[GIVEN REQUEST A]
In the review of the Chanel exhibition, what is the show at the Saatchi Gallery called?
[GIVEN REQUEST B]
Which trademark features of provenance does the review of the Chanel exhibition name? List them all.
[GIVEN REQUEST C]
Transcribe the review of the Chanel exhibition from "The Art of Modern" down to "huge percentage of hype.".

[EXTRACT]
The Art of Modern Marketing: Luxury Brand Chanel at the Saatchi Gallery

Chanel takes aspirational merchandising to the next level with its indulgently oddball Mademoiselle Privé at the Saatchi Gallery. Go here to inhale soupçons of history, photograph camply kitsch displays and admire the intricate workmanship of handcrafted haute couture. But beware: this show has been cut into social media friendly bite-sized morsels and marked up by a huge percentage of hype.

Chanel exhibition Saatchi Gallery

Chanel jardin a la Francaise

Chanel sensory room

Chanel chains

Mademoiselle Privé serves up the key elements of a contemporary luxury brand – a constantly visible logo and trademark features of provenance – in this case camellias, pearls, lucky numbers (5 in particular) and the wheatsheaf – along with house colours, iconic jewellery designs, famous perfumes and an enormous marketing spend. Most importantly, there are legions of ear-pieced security guards, plenty of roped-off queuing areas (anything that is worth having is surely worth waiting for?), mysterious lighting effects and enough mirrors to bring out the selfie-loving narcissist in even a nun. And there are lots of cameras in the trees outside too – or are those floodlights? The birdsong in the specially installed garden must be real, surely?

[MATERIAL PROVIDED]

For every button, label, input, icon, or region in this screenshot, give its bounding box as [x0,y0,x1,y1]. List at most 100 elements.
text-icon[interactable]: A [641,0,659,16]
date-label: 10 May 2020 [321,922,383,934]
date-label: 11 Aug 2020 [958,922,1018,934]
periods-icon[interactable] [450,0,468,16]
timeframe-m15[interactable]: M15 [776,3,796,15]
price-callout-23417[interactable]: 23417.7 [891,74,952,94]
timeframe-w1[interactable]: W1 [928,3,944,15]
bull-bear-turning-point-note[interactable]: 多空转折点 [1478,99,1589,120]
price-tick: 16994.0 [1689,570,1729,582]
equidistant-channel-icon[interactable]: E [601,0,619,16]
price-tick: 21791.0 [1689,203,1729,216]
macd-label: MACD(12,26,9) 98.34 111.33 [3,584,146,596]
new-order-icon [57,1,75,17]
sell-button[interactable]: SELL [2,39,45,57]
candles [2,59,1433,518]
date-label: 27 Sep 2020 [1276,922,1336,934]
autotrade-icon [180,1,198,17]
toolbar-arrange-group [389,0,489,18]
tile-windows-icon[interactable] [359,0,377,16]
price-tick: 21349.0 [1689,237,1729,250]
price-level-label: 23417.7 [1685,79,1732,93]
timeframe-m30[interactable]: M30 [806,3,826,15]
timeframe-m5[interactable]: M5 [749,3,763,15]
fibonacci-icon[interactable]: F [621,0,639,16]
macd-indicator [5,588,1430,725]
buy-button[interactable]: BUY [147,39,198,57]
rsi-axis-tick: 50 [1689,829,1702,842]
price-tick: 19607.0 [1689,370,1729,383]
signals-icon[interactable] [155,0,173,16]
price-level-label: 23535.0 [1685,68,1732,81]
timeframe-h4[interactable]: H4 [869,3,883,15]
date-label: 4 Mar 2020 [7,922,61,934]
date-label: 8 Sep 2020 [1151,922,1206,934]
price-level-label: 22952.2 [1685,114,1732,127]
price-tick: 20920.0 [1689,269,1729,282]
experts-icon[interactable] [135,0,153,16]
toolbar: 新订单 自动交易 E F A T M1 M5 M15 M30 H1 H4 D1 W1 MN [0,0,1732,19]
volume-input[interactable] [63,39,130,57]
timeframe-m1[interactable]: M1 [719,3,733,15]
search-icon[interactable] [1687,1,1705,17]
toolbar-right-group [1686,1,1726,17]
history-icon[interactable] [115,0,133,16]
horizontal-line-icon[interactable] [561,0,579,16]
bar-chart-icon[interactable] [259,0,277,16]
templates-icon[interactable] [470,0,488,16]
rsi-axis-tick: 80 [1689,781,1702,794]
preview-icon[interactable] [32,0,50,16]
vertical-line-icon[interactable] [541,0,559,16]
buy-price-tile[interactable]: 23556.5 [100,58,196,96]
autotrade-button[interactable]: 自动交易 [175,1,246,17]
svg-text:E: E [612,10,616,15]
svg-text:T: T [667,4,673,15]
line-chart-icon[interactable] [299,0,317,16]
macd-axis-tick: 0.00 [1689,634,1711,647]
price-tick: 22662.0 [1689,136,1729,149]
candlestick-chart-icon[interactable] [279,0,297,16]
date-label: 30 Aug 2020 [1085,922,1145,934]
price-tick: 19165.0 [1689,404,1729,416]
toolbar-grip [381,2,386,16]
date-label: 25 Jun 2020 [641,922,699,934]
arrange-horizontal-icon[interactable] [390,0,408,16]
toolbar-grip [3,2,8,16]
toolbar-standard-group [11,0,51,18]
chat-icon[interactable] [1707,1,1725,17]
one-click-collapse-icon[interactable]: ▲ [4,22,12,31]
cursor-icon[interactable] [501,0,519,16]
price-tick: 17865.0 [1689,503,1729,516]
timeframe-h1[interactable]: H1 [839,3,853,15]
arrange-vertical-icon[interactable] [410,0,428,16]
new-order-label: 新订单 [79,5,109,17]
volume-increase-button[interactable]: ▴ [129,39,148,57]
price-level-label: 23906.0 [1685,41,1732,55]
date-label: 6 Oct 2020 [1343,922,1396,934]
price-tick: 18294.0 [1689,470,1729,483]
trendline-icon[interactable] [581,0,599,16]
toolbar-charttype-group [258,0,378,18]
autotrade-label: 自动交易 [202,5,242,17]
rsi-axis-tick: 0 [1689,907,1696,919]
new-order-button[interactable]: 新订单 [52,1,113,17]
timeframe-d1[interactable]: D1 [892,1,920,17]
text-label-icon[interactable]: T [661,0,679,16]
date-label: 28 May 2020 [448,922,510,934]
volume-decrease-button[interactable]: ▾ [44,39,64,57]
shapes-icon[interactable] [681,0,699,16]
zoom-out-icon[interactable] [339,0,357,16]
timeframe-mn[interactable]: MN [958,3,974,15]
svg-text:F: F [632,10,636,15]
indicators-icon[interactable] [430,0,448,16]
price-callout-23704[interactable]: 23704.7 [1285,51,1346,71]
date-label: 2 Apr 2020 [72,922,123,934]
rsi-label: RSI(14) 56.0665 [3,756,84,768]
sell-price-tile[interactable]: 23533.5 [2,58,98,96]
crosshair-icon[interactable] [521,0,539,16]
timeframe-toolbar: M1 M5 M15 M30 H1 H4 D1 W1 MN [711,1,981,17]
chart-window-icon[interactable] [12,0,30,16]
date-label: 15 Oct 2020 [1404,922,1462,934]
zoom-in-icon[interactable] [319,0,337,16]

[TASK RESULT A]
Mademoiselle Privé

[TASK RESULT B]
- camellias
- pearls
- lucky numbers (5 in particular)
- the wheatsheaf

[TASK RESULT C]
The Art of Modern Marketing: Luxury Brand Chanel at the Saatchi Gallery

Chanel takes aspirational merchandising to the next level with its indulgently oddball Mademoiselle Privé at the Saatchi Gallery. Go here to inhale soupçons of history, photograph camply kitsch displays and admire the intricate workmanship of handcrafted haute couture. But beware: this show has been cut into social media friendly bite-sized morsels and marked up by a huge percentage of hype.